====== Excerpted records

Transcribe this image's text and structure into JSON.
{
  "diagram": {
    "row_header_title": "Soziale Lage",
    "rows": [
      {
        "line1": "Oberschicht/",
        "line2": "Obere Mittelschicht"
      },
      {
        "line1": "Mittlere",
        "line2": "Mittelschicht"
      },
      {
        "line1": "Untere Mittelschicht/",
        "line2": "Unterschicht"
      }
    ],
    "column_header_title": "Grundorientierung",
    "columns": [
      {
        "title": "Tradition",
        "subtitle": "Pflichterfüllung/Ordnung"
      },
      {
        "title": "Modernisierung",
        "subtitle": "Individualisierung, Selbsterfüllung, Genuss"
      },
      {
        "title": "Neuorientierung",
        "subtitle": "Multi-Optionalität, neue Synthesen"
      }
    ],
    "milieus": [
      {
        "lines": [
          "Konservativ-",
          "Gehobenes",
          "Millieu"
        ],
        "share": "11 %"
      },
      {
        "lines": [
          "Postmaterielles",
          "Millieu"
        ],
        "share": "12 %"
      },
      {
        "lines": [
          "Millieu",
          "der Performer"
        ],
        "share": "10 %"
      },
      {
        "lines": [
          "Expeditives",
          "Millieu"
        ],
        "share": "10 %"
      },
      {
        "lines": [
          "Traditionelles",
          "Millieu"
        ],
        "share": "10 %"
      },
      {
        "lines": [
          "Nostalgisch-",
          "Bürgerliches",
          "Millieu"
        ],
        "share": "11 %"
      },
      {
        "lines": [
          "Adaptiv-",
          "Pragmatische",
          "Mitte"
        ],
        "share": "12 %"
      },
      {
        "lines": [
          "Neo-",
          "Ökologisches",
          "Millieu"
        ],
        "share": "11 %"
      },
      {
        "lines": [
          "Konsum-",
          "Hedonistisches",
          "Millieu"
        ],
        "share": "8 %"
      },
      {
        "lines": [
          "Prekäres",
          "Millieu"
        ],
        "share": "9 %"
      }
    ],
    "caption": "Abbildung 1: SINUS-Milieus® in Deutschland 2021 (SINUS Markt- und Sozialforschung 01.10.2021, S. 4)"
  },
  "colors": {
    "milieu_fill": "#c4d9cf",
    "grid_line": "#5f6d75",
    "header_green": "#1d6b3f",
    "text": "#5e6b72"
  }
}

============

Find "Mittelschicht". Copy every line it occurs in.

        "line2": "Obere Mittelschicht"
        "line2": "Mittelschicht"
        "line1": "Untere Mittelschicht/",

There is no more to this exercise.